#### [DESCRIPTION OF THE TASK]
Gather all lines with the word "aufgelöst" in them.

— BEGIN —

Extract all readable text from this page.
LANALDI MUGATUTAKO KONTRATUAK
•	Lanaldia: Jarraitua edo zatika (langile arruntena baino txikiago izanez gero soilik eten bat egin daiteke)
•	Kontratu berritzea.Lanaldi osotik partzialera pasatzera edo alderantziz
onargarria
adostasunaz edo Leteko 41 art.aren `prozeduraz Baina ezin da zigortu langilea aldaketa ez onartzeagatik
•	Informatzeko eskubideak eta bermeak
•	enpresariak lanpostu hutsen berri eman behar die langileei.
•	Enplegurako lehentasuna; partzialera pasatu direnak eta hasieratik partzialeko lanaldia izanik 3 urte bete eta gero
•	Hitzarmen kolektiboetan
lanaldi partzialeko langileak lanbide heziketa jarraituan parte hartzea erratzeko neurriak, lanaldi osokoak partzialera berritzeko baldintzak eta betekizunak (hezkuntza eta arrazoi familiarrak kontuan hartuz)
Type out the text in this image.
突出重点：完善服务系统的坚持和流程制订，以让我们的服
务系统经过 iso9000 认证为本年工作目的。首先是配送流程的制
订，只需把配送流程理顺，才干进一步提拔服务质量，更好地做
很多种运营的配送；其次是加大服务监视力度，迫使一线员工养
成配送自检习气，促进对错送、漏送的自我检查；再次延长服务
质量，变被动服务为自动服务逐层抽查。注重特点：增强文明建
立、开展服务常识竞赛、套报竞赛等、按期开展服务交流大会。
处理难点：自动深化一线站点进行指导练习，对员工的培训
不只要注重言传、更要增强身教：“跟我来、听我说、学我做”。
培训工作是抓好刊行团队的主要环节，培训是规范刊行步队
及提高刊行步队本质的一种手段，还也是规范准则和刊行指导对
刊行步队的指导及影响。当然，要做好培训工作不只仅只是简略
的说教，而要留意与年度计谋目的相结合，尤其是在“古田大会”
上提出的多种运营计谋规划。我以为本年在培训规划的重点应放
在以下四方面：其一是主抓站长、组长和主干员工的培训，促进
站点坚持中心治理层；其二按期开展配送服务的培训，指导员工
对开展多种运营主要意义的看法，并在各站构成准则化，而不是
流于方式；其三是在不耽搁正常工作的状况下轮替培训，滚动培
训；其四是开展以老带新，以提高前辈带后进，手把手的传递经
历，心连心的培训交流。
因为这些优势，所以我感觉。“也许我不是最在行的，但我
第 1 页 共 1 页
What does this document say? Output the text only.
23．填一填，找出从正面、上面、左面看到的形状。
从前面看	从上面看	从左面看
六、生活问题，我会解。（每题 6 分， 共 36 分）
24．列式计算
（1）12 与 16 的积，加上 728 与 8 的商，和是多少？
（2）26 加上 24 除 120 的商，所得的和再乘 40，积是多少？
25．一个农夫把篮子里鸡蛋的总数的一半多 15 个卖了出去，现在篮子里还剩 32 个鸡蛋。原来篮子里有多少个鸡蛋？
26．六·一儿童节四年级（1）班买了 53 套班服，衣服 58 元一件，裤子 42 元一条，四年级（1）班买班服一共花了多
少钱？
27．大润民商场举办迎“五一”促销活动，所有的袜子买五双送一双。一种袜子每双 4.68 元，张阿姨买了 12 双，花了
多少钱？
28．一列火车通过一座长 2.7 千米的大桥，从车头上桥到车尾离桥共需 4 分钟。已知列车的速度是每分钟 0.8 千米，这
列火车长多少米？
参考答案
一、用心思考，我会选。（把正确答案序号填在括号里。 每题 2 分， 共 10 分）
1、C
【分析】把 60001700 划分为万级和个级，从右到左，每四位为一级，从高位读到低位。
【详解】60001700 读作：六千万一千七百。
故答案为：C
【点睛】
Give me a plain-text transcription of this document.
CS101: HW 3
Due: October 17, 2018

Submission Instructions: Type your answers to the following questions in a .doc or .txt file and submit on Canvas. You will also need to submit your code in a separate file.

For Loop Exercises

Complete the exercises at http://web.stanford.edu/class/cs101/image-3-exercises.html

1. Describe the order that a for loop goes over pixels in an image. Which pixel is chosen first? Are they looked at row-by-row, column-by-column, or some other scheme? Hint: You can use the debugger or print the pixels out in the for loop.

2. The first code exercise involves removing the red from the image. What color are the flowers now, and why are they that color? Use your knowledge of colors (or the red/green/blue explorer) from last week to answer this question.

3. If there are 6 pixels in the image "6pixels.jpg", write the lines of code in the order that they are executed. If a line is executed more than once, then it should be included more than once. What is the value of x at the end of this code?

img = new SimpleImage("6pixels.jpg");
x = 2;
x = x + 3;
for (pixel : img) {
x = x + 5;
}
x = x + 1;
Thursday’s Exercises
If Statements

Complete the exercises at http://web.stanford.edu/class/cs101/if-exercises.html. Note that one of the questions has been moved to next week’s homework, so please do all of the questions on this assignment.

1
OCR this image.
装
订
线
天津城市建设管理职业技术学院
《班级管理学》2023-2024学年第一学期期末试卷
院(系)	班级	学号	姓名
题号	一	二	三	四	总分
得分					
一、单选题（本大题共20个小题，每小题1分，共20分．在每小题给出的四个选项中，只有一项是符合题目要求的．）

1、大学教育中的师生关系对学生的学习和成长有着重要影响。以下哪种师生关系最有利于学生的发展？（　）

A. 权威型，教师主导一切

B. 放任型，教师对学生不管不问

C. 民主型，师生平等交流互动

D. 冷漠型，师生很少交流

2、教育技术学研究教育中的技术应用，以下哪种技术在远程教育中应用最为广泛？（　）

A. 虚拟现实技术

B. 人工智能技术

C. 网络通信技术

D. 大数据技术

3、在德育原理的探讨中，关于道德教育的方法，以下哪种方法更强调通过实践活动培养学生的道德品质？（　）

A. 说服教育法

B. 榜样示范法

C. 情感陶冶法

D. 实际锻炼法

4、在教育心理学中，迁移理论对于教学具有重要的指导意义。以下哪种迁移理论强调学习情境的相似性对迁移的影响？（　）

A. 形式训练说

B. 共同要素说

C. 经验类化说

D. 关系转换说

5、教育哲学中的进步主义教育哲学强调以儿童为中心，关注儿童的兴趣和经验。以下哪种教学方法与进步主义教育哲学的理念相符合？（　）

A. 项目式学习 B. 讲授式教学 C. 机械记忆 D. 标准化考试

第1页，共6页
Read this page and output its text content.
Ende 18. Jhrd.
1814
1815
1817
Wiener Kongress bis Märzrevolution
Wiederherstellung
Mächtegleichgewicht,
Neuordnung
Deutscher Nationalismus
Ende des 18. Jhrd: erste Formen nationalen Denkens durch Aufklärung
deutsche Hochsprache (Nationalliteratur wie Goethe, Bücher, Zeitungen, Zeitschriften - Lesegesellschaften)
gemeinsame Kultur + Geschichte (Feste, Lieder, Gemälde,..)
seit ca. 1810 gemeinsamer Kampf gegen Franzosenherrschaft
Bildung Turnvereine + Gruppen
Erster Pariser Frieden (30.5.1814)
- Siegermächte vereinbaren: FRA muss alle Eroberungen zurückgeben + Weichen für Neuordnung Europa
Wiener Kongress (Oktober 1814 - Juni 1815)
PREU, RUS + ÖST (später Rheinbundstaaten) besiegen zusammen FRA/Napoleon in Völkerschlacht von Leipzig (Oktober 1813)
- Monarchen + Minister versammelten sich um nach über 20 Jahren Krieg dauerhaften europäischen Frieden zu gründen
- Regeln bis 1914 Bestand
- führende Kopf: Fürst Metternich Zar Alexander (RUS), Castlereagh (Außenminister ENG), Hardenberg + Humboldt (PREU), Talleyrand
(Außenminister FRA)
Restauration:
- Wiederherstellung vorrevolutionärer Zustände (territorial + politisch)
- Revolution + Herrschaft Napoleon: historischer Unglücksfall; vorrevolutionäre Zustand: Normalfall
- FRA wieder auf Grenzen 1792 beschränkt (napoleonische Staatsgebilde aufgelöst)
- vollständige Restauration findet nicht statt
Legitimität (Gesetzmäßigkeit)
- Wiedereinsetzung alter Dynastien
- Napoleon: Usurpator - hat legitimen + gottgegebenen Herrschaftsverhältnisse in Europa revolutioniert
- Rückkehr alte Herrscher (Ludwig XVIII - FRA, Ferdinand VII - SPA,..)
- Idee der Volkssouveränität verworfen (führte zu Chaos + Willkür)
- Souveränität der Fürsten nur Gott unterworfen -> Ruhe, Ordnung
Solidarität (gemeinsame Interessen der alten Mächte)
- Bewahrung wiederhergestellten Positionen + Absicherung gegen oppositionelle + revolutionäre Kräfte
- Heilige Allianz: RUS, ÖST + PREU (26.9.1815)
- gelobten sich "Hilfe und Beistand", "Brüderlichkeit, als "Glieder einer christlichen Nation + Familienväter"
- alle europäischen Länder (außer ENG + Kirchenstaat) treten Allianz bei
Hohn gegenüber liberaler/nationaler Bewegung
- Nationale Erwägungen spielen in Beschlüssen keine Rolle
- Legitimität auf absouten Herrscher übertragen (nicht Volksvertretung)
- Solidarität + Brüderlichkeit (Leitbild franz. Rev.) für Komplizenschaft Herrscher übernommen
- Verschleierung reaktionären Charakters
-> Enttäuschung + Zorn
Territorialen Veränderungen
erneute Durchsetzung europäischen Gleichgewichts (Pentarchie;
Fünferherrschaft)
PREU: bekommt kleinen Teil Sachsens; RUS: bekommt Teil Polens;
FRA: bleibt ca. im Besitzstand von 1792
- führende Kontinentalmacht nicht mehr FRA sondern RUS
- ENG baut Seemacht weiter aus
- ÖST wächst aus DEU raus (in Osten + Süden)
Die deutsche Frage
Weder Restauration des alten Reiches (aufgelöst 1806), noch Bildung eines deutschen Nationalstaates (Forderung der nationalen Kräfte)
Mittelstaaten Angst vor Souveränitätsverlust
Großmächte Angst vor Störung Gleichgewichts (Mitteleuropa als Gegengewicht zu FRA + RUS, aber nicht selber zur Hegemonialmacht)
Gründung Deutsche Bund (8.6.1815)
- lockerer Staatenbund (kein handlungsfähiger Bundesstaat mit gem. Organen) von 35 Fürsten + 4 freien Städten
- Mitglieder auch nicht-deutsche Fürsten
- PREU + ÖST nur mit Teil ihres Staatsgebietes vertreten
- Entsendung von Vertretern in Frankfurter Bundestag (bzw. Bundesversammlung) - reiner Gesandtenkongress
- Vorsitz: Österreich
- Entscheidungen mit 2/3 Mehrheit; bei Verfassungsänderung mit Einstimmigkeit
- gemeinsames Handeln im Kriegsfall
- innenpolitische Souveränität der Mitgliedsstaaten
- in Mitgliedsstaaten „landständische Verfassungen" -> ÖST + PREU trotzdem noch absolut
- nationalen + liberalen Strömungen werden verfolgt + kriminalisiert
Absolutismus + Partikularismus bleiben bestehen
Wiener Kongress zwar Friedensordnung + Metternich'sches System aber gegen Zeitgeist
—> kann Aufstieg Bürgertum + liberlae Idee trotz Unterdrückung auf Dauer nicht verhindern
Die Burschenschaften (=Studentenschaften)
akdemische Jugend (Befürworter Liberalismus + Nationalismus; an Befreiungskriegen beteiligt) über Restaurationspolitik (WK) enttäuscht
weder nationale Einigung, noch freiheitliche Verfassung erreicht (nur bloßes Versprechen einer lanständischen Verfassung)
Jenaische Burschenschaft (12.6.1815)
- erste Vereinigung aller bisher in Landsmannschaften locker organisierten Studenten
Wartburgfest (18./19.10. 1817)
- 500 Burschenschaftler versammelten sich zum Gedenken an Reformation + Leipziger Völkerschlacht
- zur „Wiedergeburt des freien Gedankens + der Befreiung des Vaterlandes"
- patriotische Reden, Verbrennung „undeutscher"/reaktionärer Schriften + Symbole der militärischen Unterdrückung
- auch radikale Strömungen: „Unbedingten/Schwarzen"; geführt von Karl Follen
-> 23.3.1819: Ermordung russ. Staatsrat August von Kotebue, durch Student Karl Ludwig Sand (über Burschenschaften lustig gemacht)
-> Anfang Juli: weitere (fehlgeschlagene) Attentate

— END —

#### [THE REPLY]
- FRA wieder auf Grenzen 1792 beschränkt (napoleonische Staatsgebilde aufgelöst)
Weder Restauration des alten Reiches (aufgelöst 1806), noch Bildung eines deutschen Nationalstaates (Forderung der nationalen Kräfte)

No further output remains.